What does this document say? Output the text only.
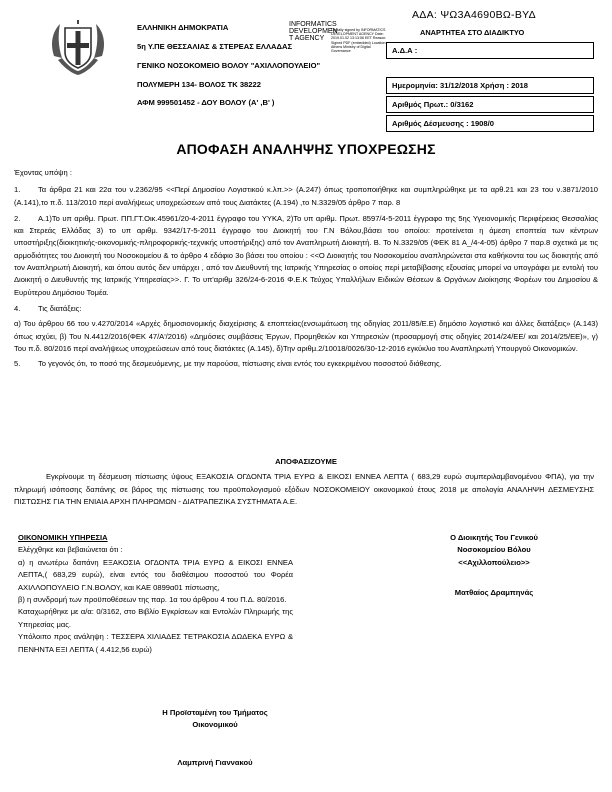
ΑΔΑ: ΨΩ3Α4690ΒΩ-ΒΥΔ
ΕΛΛΗΝΙΚΗ ΔΗΜΟΚΡΑΤΙΑ
5η Υ.ΠΕ ΘΕΣΣΑΛΙΑΣ & ΣΤΕΡΕΑΣ ΕΛΛΑΔΑΣ
ΓΕΝΙΚΟ ΝΟΣΟΚΟΜΕΙΟ ΒΟΛΟΥ "ΑΧΙΛΛΟΠΟΥΛΕΙΟ"
ΠΟΛΥΜΕΡΗ 134- ΒΟΛΟΣ ΤΚ 38222
ΑΦΜ 999501452 - ΔΟΥ ΒΟΛΟΥ (Α' ,Β' )
INFORMATICS
DEVELOPMEN
T AGENCY
Digitally signed by INFORMATICS DEVELOPMENT AGENCY Date: 2019.01.02 13:13:56 EET Reason: Signed PDF (embedded) Location: Athens Ministry of Digital Governance
ΑΝΑΡΤΗΤΕΑ ΣΤΟ ΔΙΑΔΙΚΤΥΟ
Α.Δ.Α :
Ημερομηνία: 31/12/2018 Χρήση : 2018
Αριθμός Πρωτ.: 0/3162
Αριθμός Δέσμευσης : 1908/0
ΑΠΟΦΑΣΗ ΑΝΑΛΗΨΗΣ ΥΠΟΧΡΕΩΣΗΣ

Έχοντας υπόψη :

1. Τα άρθρα 21 και 22α του ν.2362/95 <<Περί Δημοσίου Λογιστικού κ.λπ.>> (Α.247) όπως τροποποιήθηκε και συμπληρώθηκε με τα αρθ.21 και 23 του ν.3871/2010 (Α.141),το π.δ. 113/2010 περί αναλήψεως υποχρεώσεων από τους Διατάκτες (Α.194) ,το Ν.3329/05 άρθρο 7 παρ. 8

2. Α.1)Το υπ αριθμ. Πρωτ. ΠΠ.ΓΤ.Οικ.45961/20-4-2011 έγγραφο του ΥΥΚΑ, 2)Το υπ αριθμ. Πρωτ. 8597/4-5-2011 έγγραφο της 5ης Υγειονομικής Περιφέρειας Θεσσαλίας και Στερεάς Ελλάδας 3) το υπ αριθμ. 9342/17-5-2011 έγγραφο του Διοικητή του Γ.Ν Βόλου,βάσει του οποίου: προτείνεται η άμεση εποπτεία των κέντρων υποστήριξης(διοικητικής-οικονομικής-πληροφορικής-τεχνικής υποστήριξης) από τον Αναπληρωτή Διοικητή. Β. Το Ν.3329/05 (ΦΕΚ 81 Α_/4-4-05) άρθρο 7 παρ.8 σχετικά με τις αρμοδιότητες του Διοικητή του Νοσοκομείου & το άρθρο 4 εδάφιο 3ο βάσει του οποίου : <<Ο Διοικητής του Νοσοκομείου αναπληρώνεται στα καθήκοντα του ως διοικητής από τον Αναπληρωτή Διοικητή, και όπου αυτός δεν υπάρχει , από τον Διευθυντή της Ιατρικής Υπηρεσίας ο οποίος περί μεταβίβασης εξουσίας μπορεί να υπογράφει με εντολή του Διοικητή ο Διευθυντής της Ιατρικής Υπηρεσίας>>. Γ. Το υπ'αριθμ 326/24-6-2016 Φ.Ε.Κ Τεύχος Υπαλλήλων Ειδικών Θέσεων & Οργάνων Διοίκησης Φορέων του Δημοσίου & Ευρύτερου Δημόσιου Τομέα.

4. Τις διατάξεις:

α) Του άρθρου 66 του ν.4270/2014 «Αρχές δημοσιονομικής διαχείρισης & εποπτείας(ενσωμάτωση της οδηγίας 2011/85/Ε.Ε) δημόσιο λογιστικό και άλλες διατάξεις» (Α.143) όπως ισχύει, β) Του Ν.4412/2016(ΦΕΚ 47/Α'/2016) «Δημόσιες συμβάσεις Έργων, Προμηθειών και Υπηρεσιών (προσαρμογή στις οδηγίες 2014/24/ΕΕ/ και 2014/25/ΕΕ)», γ) Του π.δ. 80/2016 περί αναλήψεως υποχρεώσεων από τους διατάκτες (Α.145), δ)Την αριθμ.2/10018/0026/30-12-2016 εγκύκλιο του Αναπληρωτή Υπουργού Οικονομικών.

5. Το γεγονός ότι, το ποσό της δεσμευόμενης, με την παρούσα, πίστωσης είναι εντός του εγκεκριμένου ποσοστού διάθεσης.

ΑΠΟΦΑΣΙΖΟΥΜΕ
Εγκρίνουμε τη δέσμευση πίστωσης ύψους ΕΞΑΚΟΣΙΑ ΟΓΔΟΝΤΑ ΤΡΙΑ ΕΥΡΩ & ΕΙΚΟΣΙ ΕΝΝΕΑ ΛΕΠΤΑ ( 683,29 ευρώ συμπεριλαμβανομένου ΦΠΑ), για την πληρωμή ισόποσης δαπάνης σε βάρος της πίστωσης του προϋπολογισμού εξόδων ΝΟΣΟΚΟΜΕΙΟΥ οικονομικού έτους 2018 με απολογία ΑΝΑΛΗΨΗ ΔΕΣΜΕΥΣΗΣ ΠΙΣΤΩΣΗΣ ΓΙΑ ΤΗΝ ΕΝΙΑΙΑ ΑΡΧΗ ΠΛΗΡΩΜΩΝ - ΔΙΑΤΡΑΠΕΖΙΚΑ ΣΥΣΤΗΜΑΤΑ Α.Ε.

ΟΙΚΟΝΟΜΙΚΗ ΥΠΗΡΕΣΙΑ

Ελέγχθηκε και βεβαιώνεται ότι :

α) η ανωτέρω δαπάνη ΕΞΑΚΟΣΙΑ ΟΓΔΟΝΤΑ ΤΡΙΑ ΕΥΡΩ & ΕΙΚΟΣΙ ΕΝΝΕΑ ΛΕΠΤΑ,( 683,29 ευρώ), είναι εντός του διαθέσιμου ποσοστού του Φορέα ΑΧΙΛΛΟΠΟΥΛΕΙΟ Γ.Ν.ΒΟΛΟΥ, και ΚΑΕ 0899α01 πίστωσης,

β) η συνδρομή των προϋποθέσεων της παρ. 1α του άρθρου 4 του Π.Δ. 80/2016.

Καταχωρήθηκε με α/α: 0/3162, στο Βιβλίο Εγκρίσεων και Εντολών Πληρωμής της Υπηρεσίας μας.

Υπόλοιπο προς ανάληψη : ΤΕΣΣΕΡΑ ΧΙΛΙΑΔΕΣ ΤΕΤΡΑΚΟΣΙΑ ΔΩΔΕΚΑ ΕΥΡΩ & ΠΕΝΗΝΤΑ ΕΞΙ ΛΕΠΤΑ ( 4.412,56 ευρώ)

Ο Διοικητής Του Γενικού
Νοσοκομείου Βόλου
<<Αχιλλοπούλειο>>
Ματθαίος Δραμπηνάς
Η Προϊσταμένη του Τμήματος
Οικονομικού
Λαμπρινή Γιαννακού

------------------------------------

(EXERCISE AIM): From the records above, pull out every line containing the word "ΟΓΔΟΝΤΑ".

(REPLY):
Εγκρίνουμε τη δέσμευση πίστωσης ύψους ΕΞΑΚΟΣΙΑ ΟΓΔΟΝΤΑ ΤΡΙΑ ΕΥΡΩ & ΕΙΚΟΣΙ ΕΝΝΕΑ ΛΕΠΤΑ ( 683,29 ευρώ συμπεριλαμβανομένου ΦΠΑ), για την πληρωμή ισόποσης δαπάνης σε βάρος της πίστωσης του προϋπολογισμού εξόδων ΝΟΣΟΚΟΜΕΙΟΥ οικονομικού έτους 2018 με απολογία ΑΝΑΛΗΨΗ ΔΕΣΜΕΥΣΗΣ ΠΙΣΤΩΣΗΣ ΓΙΑ ΤΗΝ ΕΝΙΑΙΑ ΑΡΧΗ ΠΛΗΡΩΜΩΝ - ΔΙΑΤΡΑΠΕΖΙΚΑ ΣΥΣΤΗΜΑΤΑ Α.Ε.
α) η ανωτέρω δαπάνη ΕΞΑΚΟΣΙΑ ΟΓΔΟΝΤΑ ΤΡΙΑ ΕΥΡΩ & ΕΙΚΟΣΙ ΕΝΝΕΑ ΛΕΠΤΑ,( 683,29 ευρώ), είναι εντός του διαθέσιμου ποσοστού του Φορέα ΑΧΙΛΛΟΠΟΥΛΕΙΟ Γ.Ν.ΒΟΛΟΥ, και ΚΑΕ 0899α01 πίστωσης,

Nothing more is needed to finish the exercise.